# Written task
Transcribe every line of the items below word for word, leaving the pictures out of your answer.

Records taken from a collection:

◇ ◇ ◇

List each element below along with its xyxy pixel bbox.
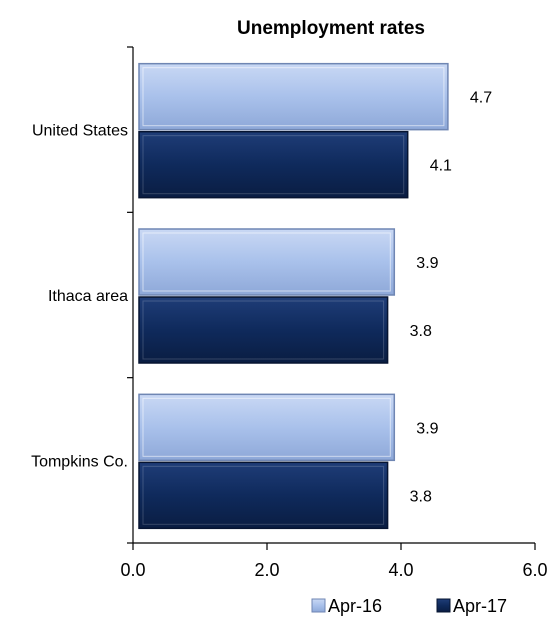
category-label: Ithaca area: [48, 288, 128, 305]
data-label: 4.1: [430, 158, 452, 175]
bar-bevel: [142, 300, 385, 360]
chart-title: Unemployment rates: [237, 18, 425, 39]
category-label: United States: [32, 123, 128, 140]
bar-apr-17-ithaca-area: [138, 296, 389, 364]
plot-area: 4.7 4.1 United States 3.9 3.8 Ithaca area 3.9 3…: [31, 46, 548, 580]
bar-bevel: [142, 135, 405, 195]
data-label: 3.9: [416, 420, 438, 437]
bar-bevel: [142, 397, 391, 457]
legend-swatch-apr-17: [436, 598, 451, 613]
x-tick-label: 4.0: [388, 560, 413, 580]
x-tick-label: 0.0: [120, 560, 145, 580]
legend-label-apr-17: Apr-17: [453, 596, 507, 616]
data-label: 3.9: [416, 255, 438, 272]
data-label: 3.8: [410, 323, 432, 340]
bar-apr-16-united-states: [138, 62, 449, 131]
x-tick-label: 6.0: [522, 560, 547, 580]
x-tick-label: 2.0: [254, 560, 279, 580]
bar-apr-17-united-states: [138, 130, 409, 199]
legend: Apr-16 Apr-17: [311, 596, 507, 616]
data-label: 4.7: [470, 90, 492, 107]
bar-apr-16-tompkins-co-: [138, 393, 396, 462]
data-label: 3.8: [410, 488, 432, 505]
bar-bevel: [142, 465, 385, 525]
legend-label-apr-16: Apr-16: [328, 596, 382, 616]
category-label: Tompkins Co.: [31, 453, 128, 470]
bar-bevel: [142, 67, 445, 127]
bar-apr-17-tompkins-co-: [138, 461, 389, 530]
bar-apr-16-ithaca-area: [138, 228, 396, 296]
bar-bevel: [142, 232, 391, 292]
legend-swatch-apr-16: [311, 598, 326, 613]
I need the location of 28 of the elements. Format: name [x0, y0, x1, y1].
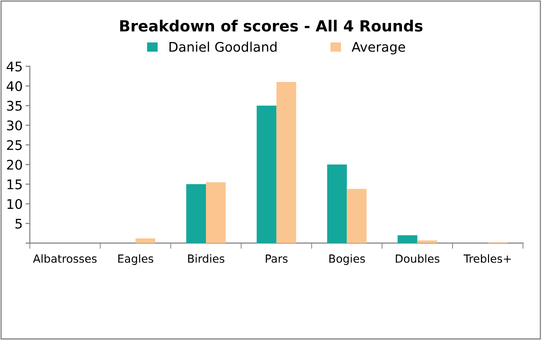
- bar: [186, 184, 206, 244]
- y-tick-label: 20: [7, 160, 22, 170]
- x-tick-label: Birdies: [188, 254, 224, 263]
- chart-title: Breakdown of scores - All 4 Rounds: [120, 20, 422, 32]
- x-tick-label: Pars: [266, 254, 288, 263]
- bar: [276, 82, 296, 244]
- y-tick-label: 10: [8, 199, 22, 210]
- bar: [327, 164, 347, 244]
- legend-label: Average: [352, 42, 406, 54]
- y-tick-label: 25: [7, 140, 22, 150]
- bar: [398, 235, 418, 244]
- x-tick-label: Bogies: [329, 254, 365, 265]
- y-tick-label: 15: [8, 180, 22, 190]
- x-tick-label: Doubles: [396, 254, 440, 263]
- y-tick-label: 30: [7, 120, 22, 130]
- bar: [206, 182, 226, 244]
- x-tick-label: Trebles+: [464, 254, 511, 263]
- bar: [256, 106, 276, 244]
- y-tick-label: 45: [6, 62, 22, 72]
- y-tick-label: 35: [7, 100, 22, 111]
- legend-label: Daniel Goodland: [169, 42, 276, 52]
- bar: [346, 188, 367, 244]
- y-tick-label: 5: [15, 218, 22, 229]
- x-tick-label: Eagles: [118, 254, 154, 265]
- bar: [417, 240, 438, 244]
- y-tick-label: 40: [6, 81, 22, 92]
- bar: [136, 238, 156, 244]
- x-tick-label: Albatrosses: [33, 254, 97, 263]
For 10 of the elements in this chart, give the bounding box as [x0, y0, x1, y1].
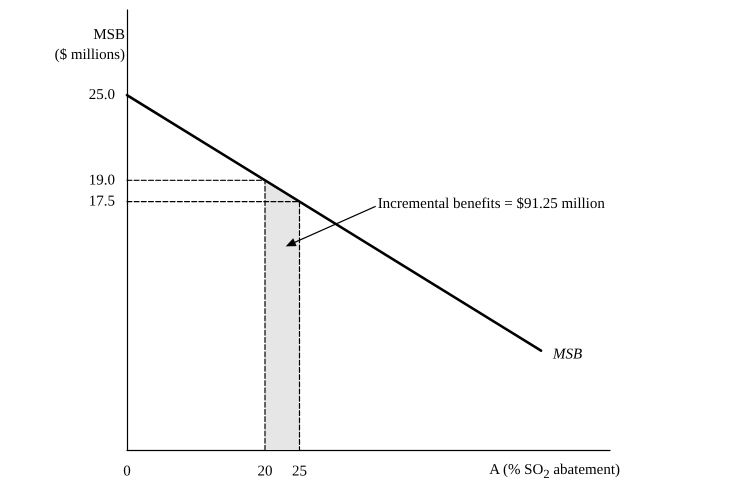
x-tick-label: 20: [258, 464, 272, 480]
x-tick-label: 0: [123, 464, 131, 480]
x-tick-label: 25: [292, 464, 307, 480]
annotation: Incremental benefits = $91.25 million: [378, 196, 605, 214]
y-axis-title: MSB ($ millions): [54, 26, 125, 64]
series-label: MSB: [552, 346, 582, 363]
y-tick-label: 17.5: [88, 194, 115, 210]
y-tick-label: 19.0: [88, 172, 115, 188]
x-axis-title: A (% SO$_{2}$ abatement): [489, 462, 620, 482]
y-tick-label: 25.0: [88, 87, 115, 104]
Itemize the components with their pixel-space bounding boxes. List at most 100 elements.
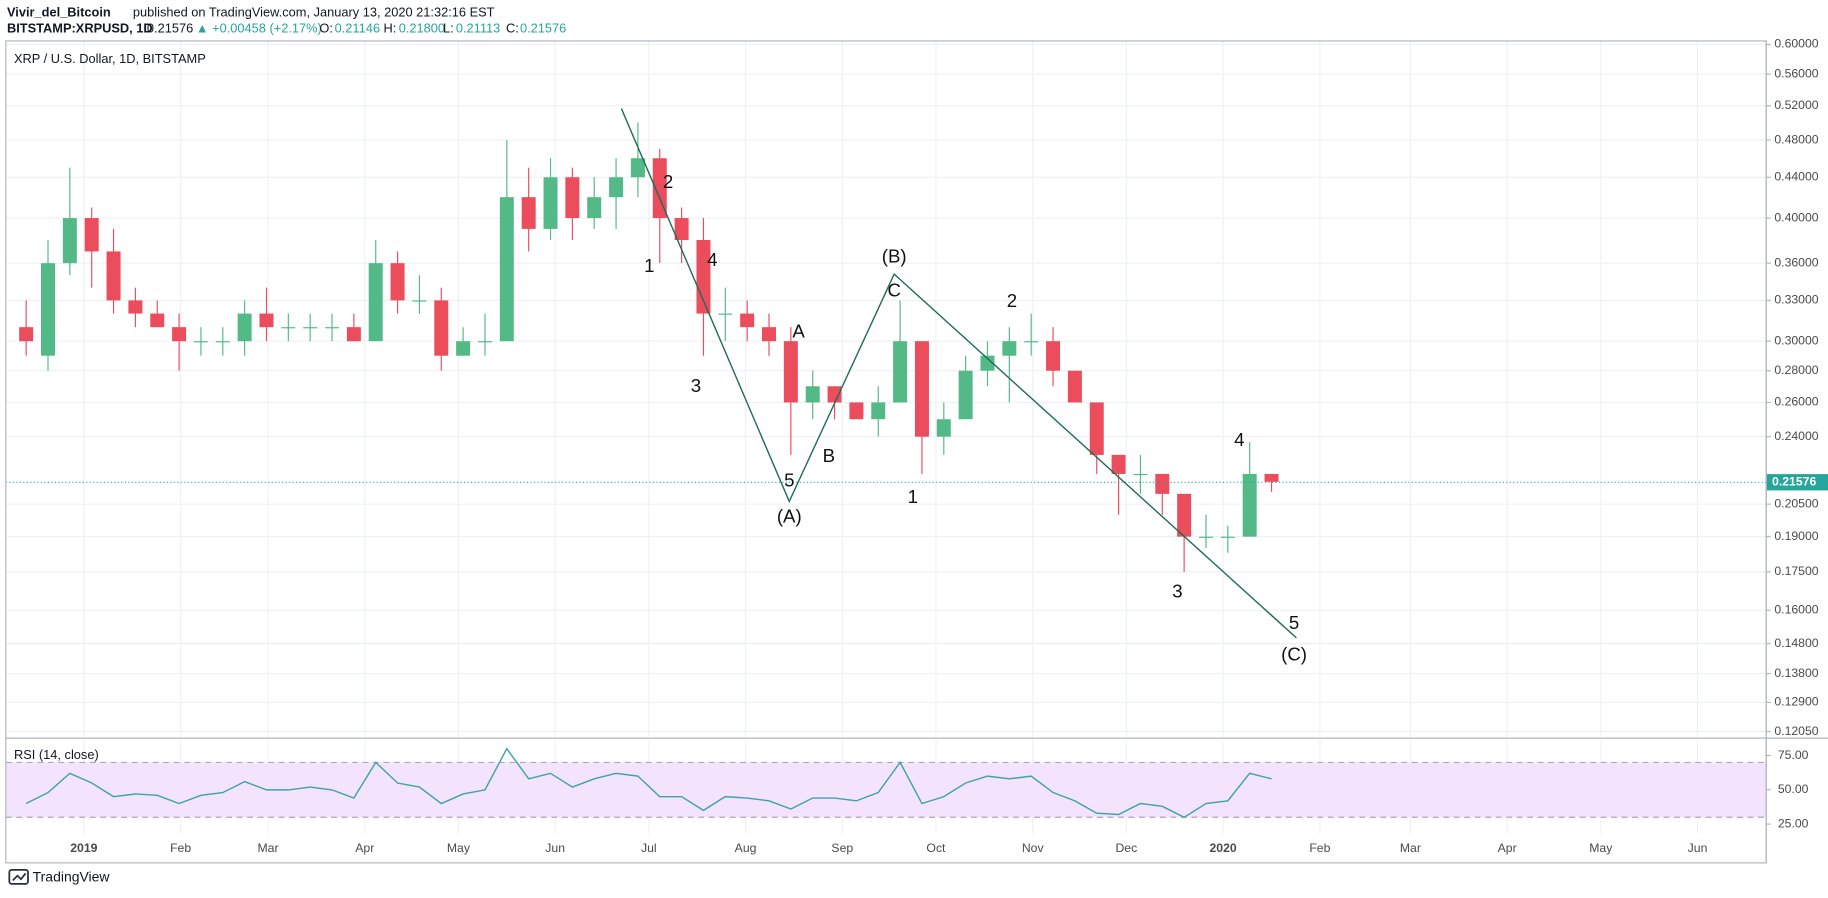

◇ ◇ ◇

# The reply
List each element below along with its xyxy pixel bbox.
category-label: Ithaca area: [48, 288, 128, 305]
data-label: 4.1: [430, 158, 452, 175]
bar-bevel: [142, 300, 385, 360]
chart-title: Unemployment rates: [237, 18, 425, 39]
category-label: United States: [32, 123, 128, 140]
bar-apr-17-ithaca-area: [138, 296, 389, 364]
plot-area: 4.7 4.1 United States 3.9 3.8 Ithaca area 3.9 3…: [31, 46, 548, 580]
bar-bevel: [142, 135, 405, 195]
data-label: 3.9: [416, 420, 438, 437]
bar-bevel: [142, 397, 391, 457]
legend-swatch-apr-17: [436, 598, 451, 613]
x-tick-label: 4.0: [388, 560, 413, 580]
x-tick-label: 0.0: [120, 560, 145, 580]
legend-label-apr-17: Apr-17: [453, 596, 507, 616]
data-label: 3.9: [416, 255, 438, 272]
data-label: 3.8: [410, 323, 432, 340]
bar-apr-16-united-states: [138, 62, 449, 131]
x-tick-label: 6.0: [522, 560, 547, 580]
x-tick-label: 2.0: [254, 560, 279, 580]
bar-apr-17-united-states: [138, 130, 409, 199]
legend: Apr-16 Apr-17: [311, 596, 507, 616]
data-label: 4.7: [470, 90, 492, 107]
bar-apr-16-tompkins-co-: [138, 393, 396, 462]
data-label: 3.8: [410, 488, 432, 505]
bar-bevel: [142, 465, 385, 525]
legend-label-apr-16: Apr-16: [328, 596, 382, 616]
category-label: Tompkins Co.: [31, 453, 128, 470]
bar-bevel: [142, 67, 445, 127]
bar-apr-17-tompkins-co-: [138, 461, 389, 530]
bar-apr-16-ithaca-area: [138, 228, 396, 296]
bar-bevel: [142, 232, 391, 292]
legend-swatch-apr-16: [311, 598, 326, 613]
I need the location of 28 of the elements. Format: name [x0, y0, x1, y1].
- bar: [186, 184, 206, 244]
- y-tick-label: 20: [7, 160, 22, 170]
- x-tick-label: Birdies: [188, 254, 224, 263]
- chart-title: Breakdown of scores - All 4 Rounds: [120, 20, 422, 32]
- x-tick-label: Pars: [266, 254, 288, 263]
- bar: [276, 82, 296, 244]
- y-tick-label: 10: [8, 199, 22, 210]
- bar: [327, 164, 347, 244]
- legend-label: Average: [352, 42, 406, 54]
- y-tick-label: 25: [7, 140, 22, 150]
- bar: [398, 235, 418, 244]
- x-tick-label: Bogies: [329, 254, 365, 265]
- y-tick-label: 15: [8, 180, 22, 190]
- x-tick-label: Doubles: [396, 254, 440, 263]
- y-tick-label: 30: [7, 120, 22, 130]
- bar: [206, 182, 226, 244]
- x-tick-label: Trebles+: [464, 254, 511, 263]
- bar: [256, 106, 276, 244]
- y-tick-label: 45: [6, 62, 22, 72]
- y-tick-label: 35: [7, 100, 22, 111]
- legend-label: Daniel Goodland: [169, 42, 276, 52]
- bar: [346, 188, 367, 244]
- y-tick-label: 5: [15, 218, 22, 229]
- x-tick-label: Eagles: [118, 254, 154, 265]
- bar: [417, 240, 438, 244]
- y-tick-label: 40: [6, 81, 22, 92]
- bar: [136, 238, 156, 244]
- x-tick-label: Albatrosses: [33, 254, 97, 263]
For 10 of the elements in this chart, give the bounding box as [x0, y0, x1, y1].
x-tick-label: 20: [258, 464, 272, 480]
x-tick-label: 0: [123, 464, 131, 480]
x-tick-label: 25: [292, 464, 307, 480]
annotation: Incremental benefits = $91.25 million: [378, 196, 605, 214]
y-axis-title: MSB ($ millions): [54, 26, 125, 64]
series-label: MSB: [552, 346, 582, 363]
y-tick-label: 17.5: [88, 194, 115, 210]
y-tick-label: 19.0: [88, 172, 115, 188]
x-axis-title: A (% SO$_{2}$ abatement): [489, 462, 620, 482]
y-tick-label: 25.0: [88, 87, 115, 104]
Itemize the components with their pixel-space bounding boxes. List at most 100 elements.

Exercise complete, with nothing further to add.